- _Request_: Copy out every line that contains the word "INVERTER".

▼▼▼

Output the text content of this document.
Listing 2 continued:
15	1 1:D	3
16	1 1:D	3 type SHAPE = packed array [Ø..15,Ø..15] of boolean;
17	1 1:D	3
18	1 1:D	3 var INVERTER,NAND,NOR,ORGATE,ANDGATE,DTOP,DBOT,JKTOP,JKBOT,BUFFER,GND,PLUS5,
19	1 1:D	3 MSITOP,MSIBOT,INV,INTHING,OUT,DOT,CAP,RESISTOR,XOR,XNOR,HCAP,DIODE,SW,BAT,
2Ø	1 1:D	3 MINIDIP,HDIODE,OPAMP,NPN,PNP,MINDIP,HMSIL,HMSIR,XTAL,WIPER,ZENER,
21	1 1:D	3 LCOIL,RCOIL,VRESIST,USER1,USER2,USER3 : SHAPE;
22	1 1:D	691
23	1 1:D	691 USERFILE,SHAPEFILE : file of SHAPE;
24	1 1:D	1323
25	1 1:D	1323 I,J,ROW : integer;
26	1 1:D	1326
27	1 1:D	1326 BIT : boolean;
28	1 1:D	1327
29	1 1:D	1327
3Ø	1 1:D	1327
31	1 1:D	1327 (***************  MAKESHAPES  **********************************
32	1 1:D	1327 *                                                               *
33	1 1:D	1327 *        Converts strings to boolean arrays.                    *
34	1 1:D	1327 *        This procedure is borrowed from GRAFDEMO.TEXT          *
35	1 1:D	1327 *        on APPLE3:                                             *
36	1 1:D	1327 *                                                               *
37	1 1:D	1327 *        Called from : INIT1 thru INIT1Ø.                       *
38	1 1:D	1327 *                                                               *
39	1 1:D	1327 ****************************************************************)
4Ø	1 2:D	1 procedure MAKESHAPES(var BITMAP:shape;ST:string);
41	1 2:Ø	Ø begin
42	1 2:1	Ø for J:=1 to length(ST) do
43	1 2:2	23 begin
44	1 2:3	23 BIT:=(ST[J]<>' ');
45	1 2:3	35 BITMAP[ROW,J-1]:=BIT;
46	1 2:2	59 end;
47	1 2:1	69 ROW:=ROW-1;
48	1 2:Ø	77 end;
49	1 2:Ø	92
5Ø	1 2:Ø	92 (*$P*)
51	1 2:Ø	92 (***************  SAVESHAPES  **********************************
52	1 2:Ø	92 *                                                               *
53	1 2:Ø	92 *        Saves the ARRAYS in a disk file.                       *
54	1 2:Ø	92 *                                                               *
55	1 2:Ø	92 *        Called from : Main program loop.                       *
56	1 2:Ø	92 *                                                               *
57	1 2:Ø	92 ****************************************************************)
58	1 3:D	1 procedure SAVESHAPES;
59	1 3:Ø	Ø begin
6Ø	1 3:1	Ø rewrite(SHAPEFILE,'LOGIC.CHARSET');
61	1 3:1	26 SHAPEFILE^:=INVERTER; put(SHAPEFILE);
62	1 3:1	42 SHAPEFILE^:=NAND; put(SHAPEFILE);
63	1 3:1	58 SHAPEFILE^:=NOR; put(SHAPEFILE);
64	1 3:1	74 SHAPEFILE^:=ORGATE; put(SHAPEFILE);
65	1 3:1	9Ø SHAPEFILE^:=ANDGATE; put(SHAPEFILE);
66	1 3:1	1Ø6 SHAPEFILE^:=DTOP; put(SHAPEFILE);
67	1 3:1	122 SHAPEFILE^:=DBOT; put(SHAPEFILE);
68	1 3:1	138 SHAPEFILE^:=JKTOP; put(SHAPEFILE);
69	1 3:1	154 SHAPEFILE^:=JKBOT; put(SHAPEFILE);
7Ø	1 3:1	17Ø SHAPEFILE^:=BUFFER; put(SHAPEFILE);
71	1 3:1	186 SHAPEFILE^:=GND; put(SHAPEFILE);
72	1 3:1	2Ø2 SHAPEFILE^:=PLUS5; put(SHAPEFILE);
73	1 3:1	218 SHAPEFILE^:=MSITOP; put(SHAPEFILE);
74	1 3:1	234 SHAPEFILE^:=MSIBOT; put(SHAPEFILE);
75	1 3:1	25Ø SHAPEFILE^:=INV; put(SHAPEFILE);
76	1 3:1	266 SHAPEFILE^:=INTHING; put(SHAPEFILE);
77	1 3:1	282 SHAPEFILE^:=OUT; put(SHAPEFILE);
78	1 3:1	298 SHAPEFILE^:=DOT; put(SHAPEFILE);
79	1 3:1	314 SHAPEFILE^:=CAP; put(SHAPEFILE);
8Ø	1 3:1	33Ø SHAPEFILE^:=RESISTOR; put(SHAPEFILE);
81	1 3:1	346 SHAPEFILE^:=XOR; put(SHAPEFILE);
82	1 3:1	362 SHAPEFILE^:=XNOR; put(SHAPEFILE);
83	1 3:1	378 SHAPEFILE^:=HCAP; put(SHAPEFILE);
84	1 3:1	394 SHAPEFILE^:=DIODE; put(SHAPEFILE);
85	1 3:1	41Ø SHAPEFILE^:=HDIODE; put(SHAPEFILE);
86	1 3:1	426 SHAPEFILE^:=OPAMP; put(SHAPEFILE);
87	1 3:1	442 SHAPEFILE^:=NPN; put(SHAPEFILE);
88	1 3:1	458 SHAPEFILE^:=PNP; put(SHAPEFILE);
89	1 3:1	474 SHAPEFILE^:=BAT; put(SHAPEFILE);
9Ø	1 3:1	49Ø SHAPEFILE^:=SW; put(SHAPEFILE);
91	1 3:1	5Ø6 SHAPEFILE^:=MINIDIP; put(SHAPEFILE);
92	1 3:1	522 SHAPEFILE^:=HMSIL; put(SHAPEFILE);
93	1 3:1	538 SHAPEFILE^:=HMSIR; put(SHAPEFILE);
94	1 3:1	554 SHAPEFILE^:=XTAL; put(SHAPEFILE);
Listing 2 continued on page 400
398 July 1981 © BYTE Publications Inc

▲▲▲

- _Complete response_:
18	1 1:D	3 var INVERTER,NAND,NOR,ORGATE,ANDGATE,DTOP,DBOT,JKTOP,JKBOT,BUFFER,GND,PLUS5,
61	1 3:1	26 SHAPEFILE^:=INVERTER; put(SHAPEFILE);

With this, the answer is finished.